Saved entries

- - -

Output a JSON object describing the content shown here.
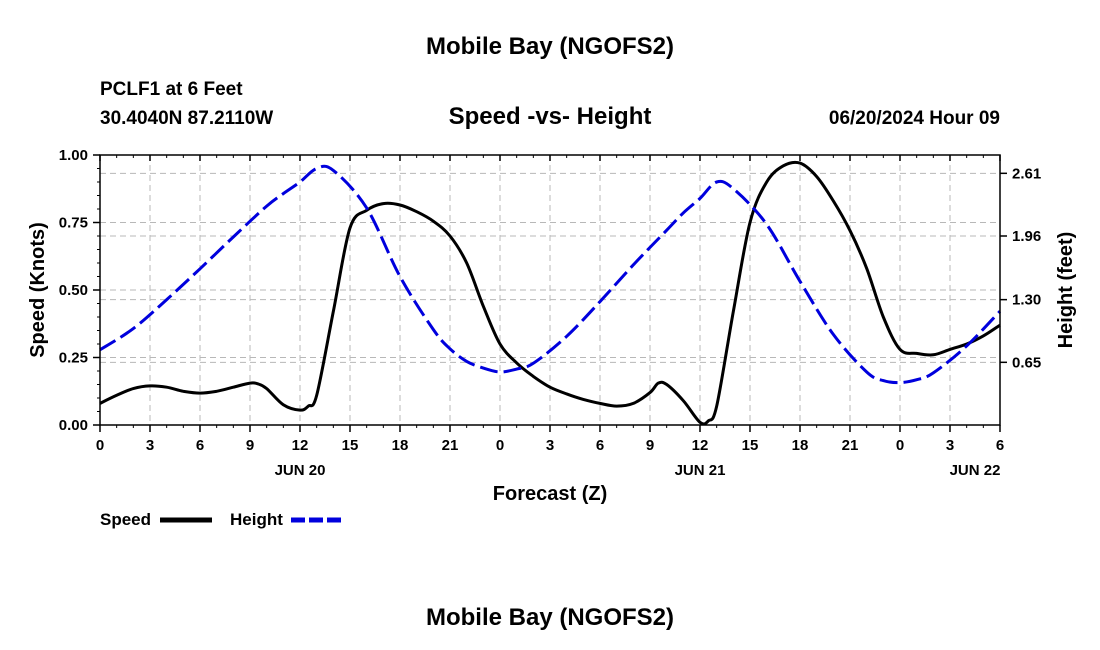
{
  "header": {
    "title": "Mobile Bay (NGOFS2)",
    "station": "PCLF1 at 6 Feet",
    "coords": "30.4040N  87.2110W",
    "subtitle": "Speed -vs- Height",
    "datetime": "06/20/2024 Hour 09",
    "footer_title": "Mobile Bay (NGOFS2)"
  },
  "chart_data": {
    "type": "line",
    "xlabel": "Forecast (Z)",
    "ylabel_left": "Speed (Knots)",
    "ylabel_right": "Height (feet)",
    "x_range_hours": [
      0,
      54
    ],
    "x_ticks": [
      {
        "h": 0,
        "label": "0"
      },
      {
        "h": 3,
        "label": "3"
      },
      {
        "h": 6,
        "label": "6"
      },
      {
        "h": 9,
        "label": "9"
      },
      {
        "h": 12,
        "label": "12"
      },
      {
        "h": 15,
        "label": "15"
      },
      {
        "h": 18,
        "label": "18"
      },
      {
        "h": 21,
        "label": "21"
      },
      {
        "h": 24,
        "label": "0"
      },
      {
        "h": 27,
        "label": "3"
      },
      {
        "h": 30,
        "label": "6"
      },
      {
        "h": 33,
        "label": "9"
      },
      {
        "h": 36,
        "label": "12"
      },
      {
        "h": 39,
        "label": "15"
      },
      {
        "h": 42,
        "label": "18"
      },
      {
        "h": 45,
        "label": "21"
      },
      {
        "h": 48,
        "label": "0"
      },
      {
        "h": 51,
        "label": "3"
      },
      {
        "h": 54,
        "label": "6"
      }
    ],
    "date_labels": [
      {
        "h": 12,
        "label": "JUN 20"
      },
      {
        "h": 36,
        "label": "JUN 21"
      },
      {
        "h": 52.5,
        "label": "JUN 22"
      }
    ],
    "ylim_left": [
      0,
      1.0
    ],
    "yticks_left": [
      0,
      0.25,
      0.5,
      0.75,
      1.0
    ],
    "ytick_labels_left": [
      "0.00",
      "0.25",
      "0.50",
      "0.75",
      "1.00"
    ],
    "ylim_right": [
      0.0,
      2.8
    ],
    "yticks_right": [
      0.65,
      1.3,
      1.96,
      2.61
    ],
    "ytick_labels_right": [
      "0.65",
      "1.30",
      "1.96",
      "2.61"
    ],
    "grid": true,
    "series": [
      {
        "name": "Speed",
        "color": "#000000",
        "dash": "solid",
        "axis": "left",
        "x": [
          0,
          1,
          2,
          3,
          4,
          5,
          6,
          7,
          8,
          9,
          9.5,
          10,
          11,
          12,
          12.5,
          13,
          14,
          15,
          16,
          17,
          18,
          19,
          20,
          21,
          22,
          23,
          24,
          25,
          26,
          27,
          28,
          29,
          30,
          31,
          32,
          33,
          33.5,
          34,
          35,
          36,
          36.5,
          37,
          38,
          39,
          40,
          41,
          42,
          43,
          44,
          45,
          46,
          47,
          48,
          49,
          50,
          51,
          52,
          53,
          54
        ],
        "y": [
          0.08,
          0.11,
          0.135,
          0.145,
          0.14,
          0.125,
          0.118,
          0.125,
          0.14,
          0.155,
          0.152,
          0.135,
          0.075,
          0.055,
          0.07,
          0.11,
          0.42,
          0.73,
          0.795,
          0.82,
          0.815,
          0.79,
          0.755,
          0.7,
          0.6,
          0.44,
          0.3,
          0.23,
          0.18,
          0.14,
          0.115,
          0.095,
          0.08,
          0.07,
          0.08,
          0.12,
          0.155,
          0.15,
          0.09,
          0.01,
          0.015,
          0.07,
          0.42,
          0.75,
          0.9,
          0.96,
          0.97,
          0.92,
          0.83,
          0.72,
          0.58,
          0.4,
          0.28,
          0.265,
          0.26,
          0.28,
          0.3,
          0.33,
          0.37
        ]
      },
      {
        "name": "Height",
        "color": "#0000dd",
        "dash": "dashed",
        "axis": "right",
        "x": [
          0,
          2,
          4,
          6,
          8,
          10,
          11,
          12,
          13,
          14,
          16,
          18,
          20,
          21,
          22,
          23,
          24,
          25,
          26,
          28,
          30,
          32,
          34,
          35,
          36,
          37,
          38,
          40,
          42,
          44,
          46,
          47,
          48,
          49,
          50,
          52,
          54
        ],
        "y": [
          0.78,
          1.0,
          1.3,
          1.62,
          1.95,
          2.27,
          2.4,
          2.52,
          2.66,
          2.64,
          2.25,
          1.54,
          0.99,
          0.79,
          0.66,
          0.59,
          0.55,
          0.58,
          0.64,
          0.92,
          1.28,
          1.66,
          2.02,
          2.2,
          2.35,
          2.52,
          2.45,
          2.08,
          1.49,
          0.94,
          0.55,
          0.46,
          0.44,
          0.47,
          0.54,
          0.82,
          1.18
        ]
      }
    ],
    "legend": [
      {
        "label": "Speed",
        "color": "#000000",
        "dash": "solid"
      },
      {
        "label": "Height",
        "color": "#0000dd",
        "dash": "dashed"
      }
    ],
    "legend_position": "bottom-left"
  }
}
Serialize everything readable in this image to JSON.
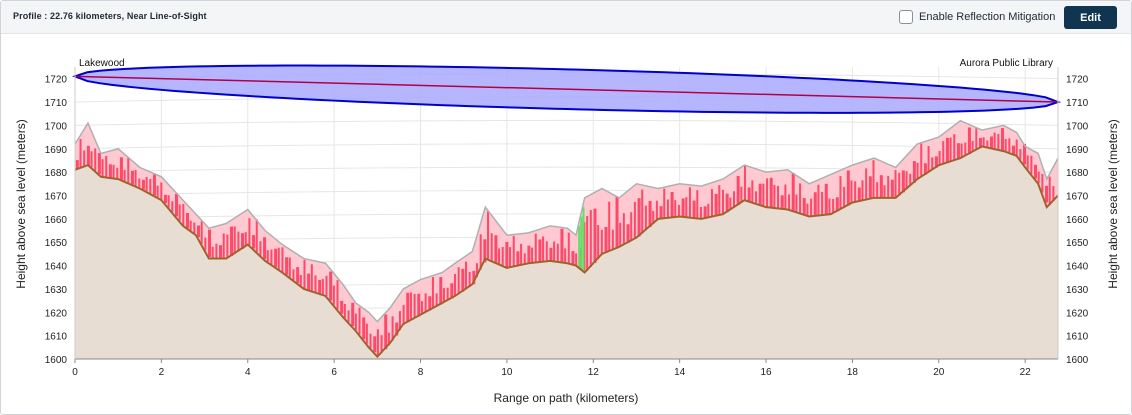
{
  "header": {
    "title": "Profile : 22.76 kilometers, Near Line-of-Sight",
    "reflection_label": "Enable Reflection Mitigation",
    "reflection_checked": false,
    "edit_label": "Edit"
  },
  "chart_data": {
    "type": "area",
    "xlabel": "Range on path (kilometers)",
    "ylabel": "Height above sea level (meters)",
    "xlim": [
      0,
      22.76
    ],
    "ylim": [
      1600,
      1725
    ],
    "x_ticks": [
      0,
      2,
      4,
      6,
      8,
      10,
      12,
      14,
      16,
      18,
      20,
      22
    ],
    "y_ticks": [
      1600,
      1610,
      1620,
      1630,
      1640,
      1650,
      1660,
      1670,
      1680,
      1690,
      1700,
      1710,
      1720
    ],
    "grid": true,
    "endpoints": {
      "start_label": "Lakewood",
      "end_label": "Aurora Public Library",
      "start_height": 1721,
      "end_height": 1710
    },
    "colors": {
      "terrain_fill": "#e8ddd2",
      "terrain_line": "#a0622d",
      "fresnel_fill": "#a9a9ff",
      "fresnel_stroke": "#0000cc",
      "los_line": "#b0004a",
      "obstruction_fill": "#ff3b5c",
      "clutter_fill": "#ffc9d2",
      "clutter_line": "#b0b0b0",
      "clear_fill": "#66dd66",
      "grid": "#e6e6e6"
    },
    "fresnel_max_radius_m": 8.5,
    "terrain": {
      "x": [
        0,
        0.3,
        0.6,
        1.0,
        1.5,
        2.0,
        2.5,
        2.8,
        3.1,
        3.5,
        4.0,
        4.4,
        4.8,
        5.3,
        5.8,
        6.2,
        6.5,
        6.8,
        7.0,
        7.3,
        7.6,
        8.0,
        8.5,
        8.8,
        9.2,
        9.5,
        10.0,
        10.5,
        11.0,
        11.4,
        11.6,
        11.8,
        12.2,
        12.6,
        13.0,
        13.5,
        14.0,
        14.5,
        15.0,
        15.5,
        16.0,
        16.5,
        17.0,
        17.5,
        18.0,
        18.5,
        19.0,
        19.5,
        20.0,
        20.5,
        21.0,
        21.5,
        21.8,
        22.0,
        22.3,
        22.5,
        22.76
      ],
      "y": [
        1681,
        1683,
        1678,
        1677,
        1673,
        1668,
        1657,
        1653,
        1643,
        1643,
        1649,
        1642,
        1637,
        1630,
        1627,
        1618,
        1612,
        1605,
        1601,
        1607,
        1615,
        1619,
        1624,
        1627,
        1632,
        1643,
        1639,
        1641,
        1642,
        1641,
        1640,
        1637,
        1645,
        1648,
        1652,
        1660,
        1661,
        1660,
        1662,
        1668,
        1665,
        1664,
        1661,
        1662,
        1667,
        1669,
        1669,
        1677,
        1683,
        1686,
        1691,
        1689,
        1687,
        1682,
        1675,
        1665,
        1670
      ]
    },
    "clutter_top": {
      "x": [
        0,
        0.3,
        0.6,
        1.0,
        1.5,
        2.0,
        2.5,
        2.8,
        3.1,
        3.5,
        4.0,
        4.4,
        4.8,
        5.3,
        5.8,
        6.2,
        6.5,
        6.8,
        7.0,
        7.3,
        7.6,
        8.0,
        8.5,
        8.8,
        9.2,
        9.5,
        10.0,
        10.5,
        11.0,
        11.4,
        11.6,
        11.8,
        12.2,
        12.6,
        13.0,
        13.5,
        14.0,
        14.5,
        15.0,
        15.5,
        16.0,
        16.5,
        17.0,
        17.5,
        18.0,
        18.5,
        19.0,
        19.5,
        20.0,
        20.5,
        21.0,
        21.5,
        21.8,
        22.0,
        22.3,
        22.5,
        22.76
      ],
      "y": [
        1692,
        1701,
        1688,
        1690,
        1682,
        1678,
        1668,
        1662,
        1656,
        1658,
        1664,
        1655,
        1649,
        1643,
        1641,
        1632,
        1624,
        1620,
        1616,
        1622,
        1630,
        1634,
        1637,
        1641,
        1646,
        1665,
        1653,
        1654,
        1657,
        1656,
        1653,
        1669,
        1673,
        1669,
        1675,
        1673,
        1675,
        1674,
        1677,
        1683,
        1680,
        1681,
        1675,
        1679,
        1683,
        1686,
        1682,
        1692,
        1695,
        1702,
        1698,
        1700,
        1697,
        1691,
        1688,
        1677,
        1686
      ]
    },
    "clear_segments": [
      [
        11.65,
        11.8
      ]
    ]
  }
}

- - -

Your task is to report how many lines of the material include the string "xlabel". Give the number and no other words.

2